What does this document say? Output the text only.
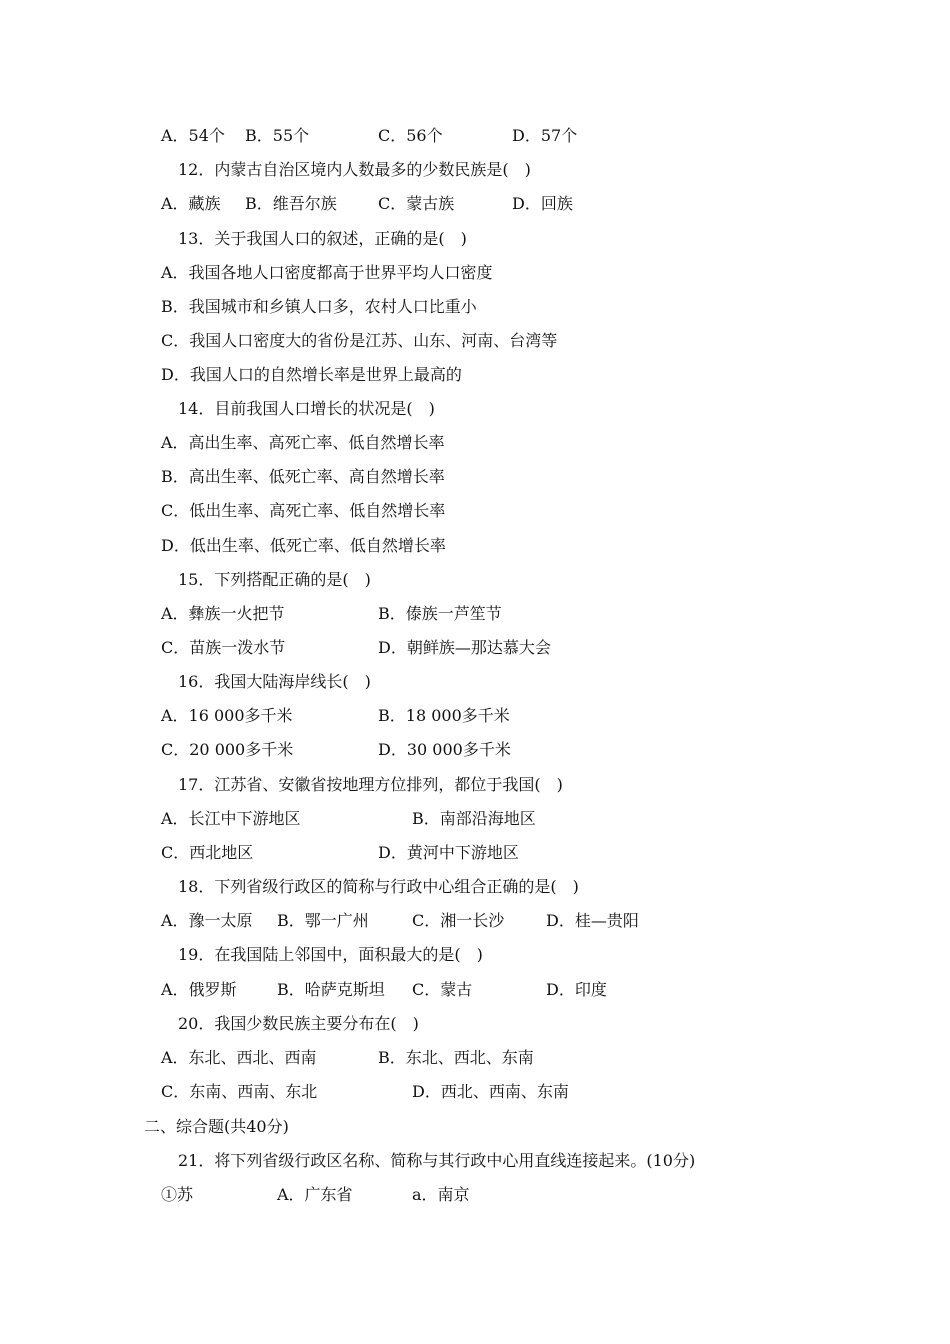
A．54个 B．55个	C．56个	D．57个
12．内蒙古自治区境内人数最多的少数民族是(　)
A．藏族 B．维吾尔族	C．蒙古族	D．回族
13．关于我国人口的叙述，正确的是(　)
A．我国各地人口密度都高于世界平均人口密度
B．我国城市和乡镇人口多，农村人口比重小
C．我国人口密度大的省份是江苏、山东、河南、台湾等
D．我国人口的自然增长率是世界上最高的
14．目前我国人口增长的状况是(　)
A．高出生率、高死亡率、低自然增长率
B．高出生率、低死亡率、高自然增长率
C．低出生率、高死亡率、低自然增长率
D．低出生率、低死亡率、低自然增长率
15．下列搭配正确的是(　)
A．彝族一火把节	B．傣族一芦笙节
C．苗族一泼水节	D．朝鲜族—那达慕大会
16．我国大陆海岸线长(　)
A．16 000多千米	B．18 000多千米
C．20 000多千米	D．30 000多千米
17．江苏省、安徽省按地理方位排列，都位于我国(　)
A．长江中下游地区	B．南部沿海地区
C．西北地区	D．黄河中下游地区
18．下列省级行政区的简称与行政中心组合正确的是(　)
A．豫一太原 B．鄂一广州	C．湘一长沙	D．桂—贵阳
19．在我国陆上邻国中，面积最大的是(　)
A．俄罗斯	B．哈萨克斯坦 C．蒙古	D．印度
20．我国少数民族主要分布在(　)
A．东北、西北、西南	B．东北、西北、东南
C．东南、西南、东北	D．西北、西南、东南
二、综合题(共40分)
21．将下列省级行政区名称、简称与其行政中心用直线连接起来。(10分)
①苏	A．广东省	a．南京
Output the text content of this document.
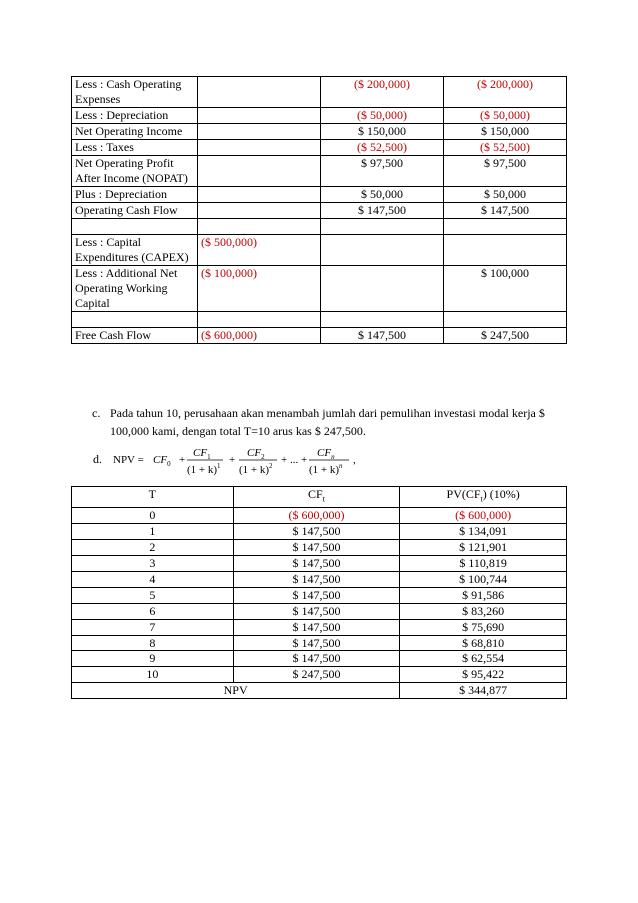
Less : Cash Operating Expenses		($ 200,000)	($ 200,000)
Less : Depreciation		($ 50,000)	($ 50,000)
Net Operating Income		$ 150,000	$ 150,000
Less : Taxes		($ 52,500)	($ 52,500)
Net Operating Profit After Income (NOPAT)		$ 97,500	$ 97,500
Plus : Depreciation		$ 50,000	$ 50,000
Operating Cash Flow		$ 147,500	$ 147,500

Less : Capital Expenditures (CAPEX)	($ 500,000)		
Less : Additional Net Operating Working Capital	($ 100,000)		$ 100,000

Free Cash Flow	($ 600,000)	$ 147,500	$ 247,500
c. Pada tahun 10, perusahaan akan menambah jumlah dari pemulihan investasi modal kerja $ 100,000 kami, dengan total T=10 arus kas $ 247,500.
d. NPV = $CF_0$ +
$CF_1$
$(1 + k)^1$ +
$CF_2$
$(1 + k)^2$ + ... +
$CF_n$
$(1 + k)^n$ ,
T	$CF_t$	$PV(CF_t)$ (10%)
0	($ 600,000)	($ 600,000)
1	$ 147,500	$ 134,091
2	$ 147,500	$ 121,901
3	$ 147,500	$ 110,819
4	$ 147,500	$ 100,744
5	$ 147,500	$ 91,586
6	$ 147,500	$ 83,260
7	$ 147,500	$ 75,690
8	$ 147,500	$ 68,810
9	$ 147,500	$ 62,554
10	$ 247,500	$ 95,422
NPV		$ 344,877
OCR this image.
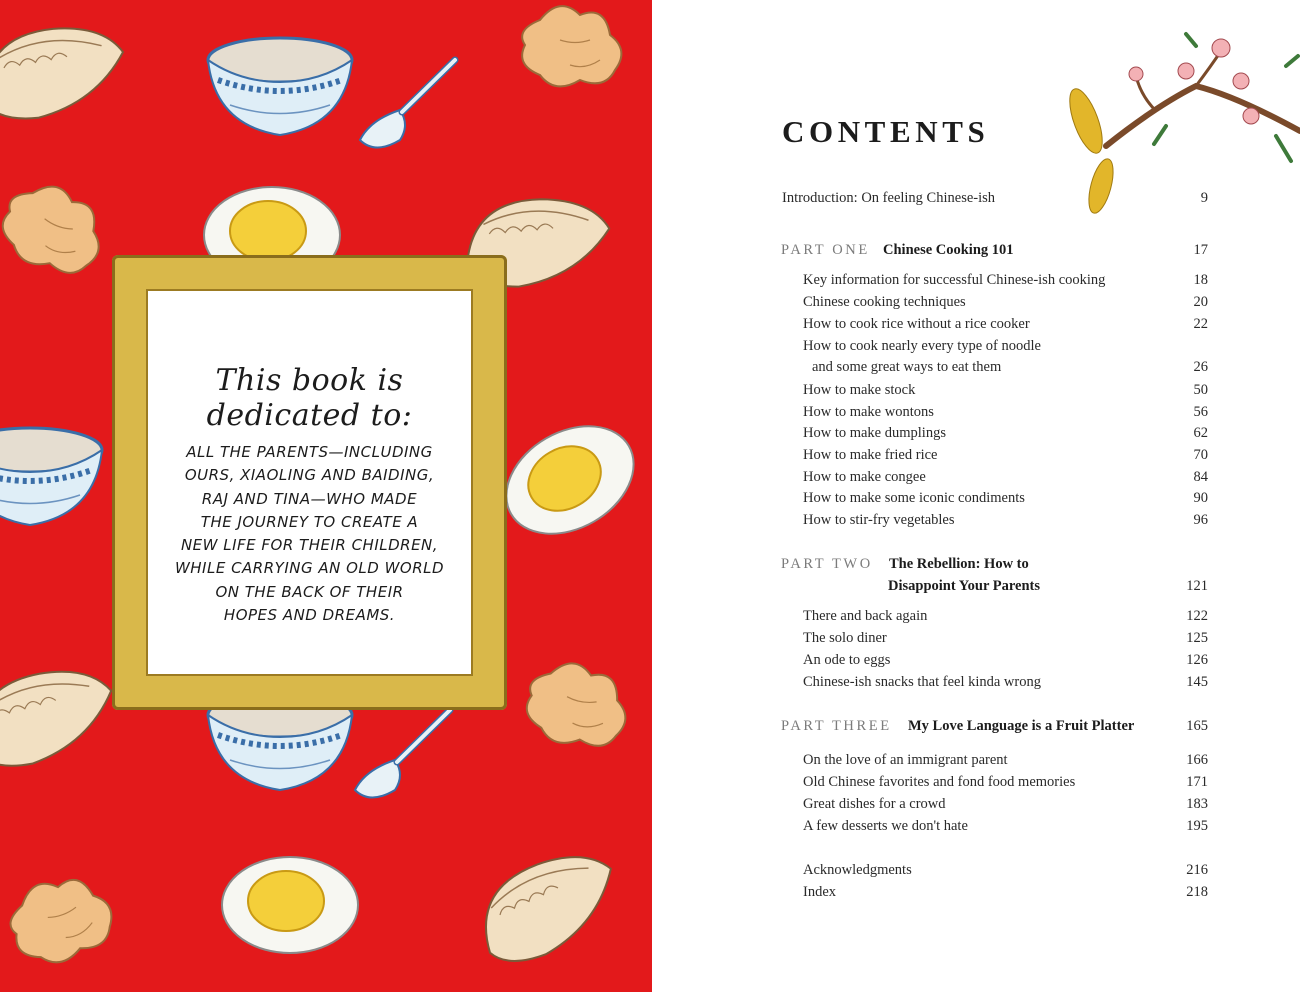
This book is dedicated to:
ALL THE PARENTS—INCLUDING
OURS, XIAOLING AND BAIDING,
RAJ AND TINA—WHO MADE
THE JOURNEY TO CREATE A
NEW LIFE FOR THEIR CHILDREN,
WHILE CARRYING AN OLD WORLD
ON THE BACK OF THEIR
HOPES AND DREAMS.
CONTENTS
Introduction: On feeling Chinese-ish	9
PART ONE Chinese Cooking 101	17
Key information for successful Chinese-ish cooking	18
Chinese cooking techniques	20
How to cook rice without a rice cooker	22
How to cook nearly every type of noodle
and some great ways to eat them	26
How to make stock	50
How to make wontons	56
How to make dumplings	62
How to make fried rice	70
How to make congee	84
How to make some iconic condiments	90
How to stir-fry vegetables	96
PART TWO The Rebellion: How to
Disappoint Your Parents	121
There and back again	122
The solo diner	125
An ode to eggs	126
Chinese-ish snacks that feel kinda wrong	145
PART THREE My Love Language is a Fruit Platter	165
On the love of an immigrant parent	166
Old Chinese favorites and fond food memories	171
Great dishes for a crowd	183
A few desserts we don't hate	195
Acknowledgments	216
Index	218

> _REQUIRED TASK_
Retype the data above exactly; pictures are not part of the copy.

> _RESULT OF THE TASK_
What does this document say? Output the text only.
A．54个 B．55个	C．56个	D．57个
12．内蒙古自治区境内人数最多的少数民族是(　)
A．藏族 B．维吾尔族	C．蒙古族	D．回族
13．关于我国人口的叙述，正确的是(　)
A．我国各地人口密度都高于世界平均人口密度
B．我国城市和乡镇人口多，农村人口比重小
C．我国人口密度大的省份是江苏、山东、河南、台湾等
D．我国人口的自然增长率是世界上最高的
14．目前我国人口增长的状况是(　)
A．高出生率、高死亡率、低自然增长率
B．高出生率、低死亡率、高自然增长率
C．低出生率、高死亡率、低自然增长率
D．低出生率、低死亡率、低自然增长率
15．下列搭配正确的是(　)
A．彝族一火把节	B．傣族一芦笙节
C．苗族一泼水节	D．朝鲜族—那达慕大会
16．我国大陆海岸线长(　)
A．16 000多千米	B．18 000多千米
C．20 000多千米	D．30 000多千米
17．江苏省、安徽省按地理方位排列，都位于我国(　)
A．长江中下游地区	B．南部沿海地区
C．西北地区	D．黄河中下游地区
18．下列省级行政区的简称与行政中心组合正确的是(　)
A．豫一太原 B．鄂一广州	C．湘一长沙	D．桂—贵阳
19．在我国陆上邻国中，面积最大的是(　)
A．俄罗斯	B．哈萨克斯坦 C．蒙古	D．印度
20．我国少数民族主要分布在(　)
A．东北、西北、西南	B．东北、西北、东南
C．东南、西南、东北	D．西北、西南、东南
二、综合题(共40分)
21．将下列省级行政区名称、简称与其行政中心用直线连接起来。(10分)
①苏	A．广东省	a．南京
Output the text content of this document.
Less : Cash Operating Expenses		($ 200,000)	($ 200,000)
Less : Depreciation		($ 50,000)	($ 50,000)
Net Operating Income		$ 150,000	$ 150,000
Less : Taxes		($ 52,500)	($ 52,500)
Net Operating Profit After Income (NOPAT)		$ 97,500	$ 97,500
Plus : Depreciation		$ 50,000	$ 50,000
Operating Cash Flow		$ 147,500	$ 147,500

Less : Capital Expenditures (CAPEX)	($ 500,000)		
Less : Additional Net Operating Working Capital	($ 100,000)		$ 100,000

Free Cash Flow	($ 600,000)	$ 147,500	$ 247,500
c. Pada tahun 10, perusahaan akan menambah jumlah dari pemulihan investasi modal kerja $ 100,000 kami, dengan total T=10 arus kas $ 247,500.
d. NPV = $CF_0$ +
$CF_1$
$(1 + k)^1$ +
$CF_2$
$(1 + k)^2$ + ... +
$CF_n$
$(1 + k)^n$ ,
T	$CF_t$	$PV(CF_t)$ (10%)
0	($ 600,000)	($ 600,000)
1	$ 147,500	$ 134,091
2	$ 147,500	$ 121,901
3	$ 147,500	$ 110,819
4	$ 147,500	$ 100,744
5	$ 147,500	$ 91,586
6	$ 147,500	$ 83,260
7	$ 147,500	$ 75,690
8	$ 147,500	$ 68,810
9	$ 147,500	$ 62,554
10	$ 247,500	$ 95,422
NPV		$ 344,877
OCR this image.
This book is dedicated to:
ALL THE PARENTS—INCLUDING
OURS, XIAOLING AND BAIDING,
RAJ AND TINA—WHO MADE
THE JOURNEY TO CREATE A
NEW LIFE FOR THEIR CHILDREN,
WHILE CARRYING AN OLD WORLD
ON THE BACK OF THEIR
HOPES AND DREAMS.
CONTENTS
Introduction: On feeling Chinese-ish	9
PART ONE Chinese Cooking 101	17
Key information for successful Chinese-ish cooking	18
Chinese cooking techniques	20
How to cook rice without a rice cooker	22
How to cook nearly every type of noodle
and some great ways to eat them	26
How to make stock	50
How to make wontons	56
How to make dumplings	62
How to make fried rice	70
How to make congee	84
How to make some iconic condiments	90
How to stir-fry vegetables	96
PART TWO The Rebellion: How to
Disappoint Your Parents	121
There and back again	122
The solo diner	125
An ode to eggs	126
Chinese-ish snacks that feel kinda wrong	145
PART THREE My Love Language is a Fruit Platter	165
On the love of an immigrant parent	166
Old Chinese favorites and fond food memories	171
Great dishes for a crowd	183
A few desserts we don't hate	195
Acknowledgments	216
Index	218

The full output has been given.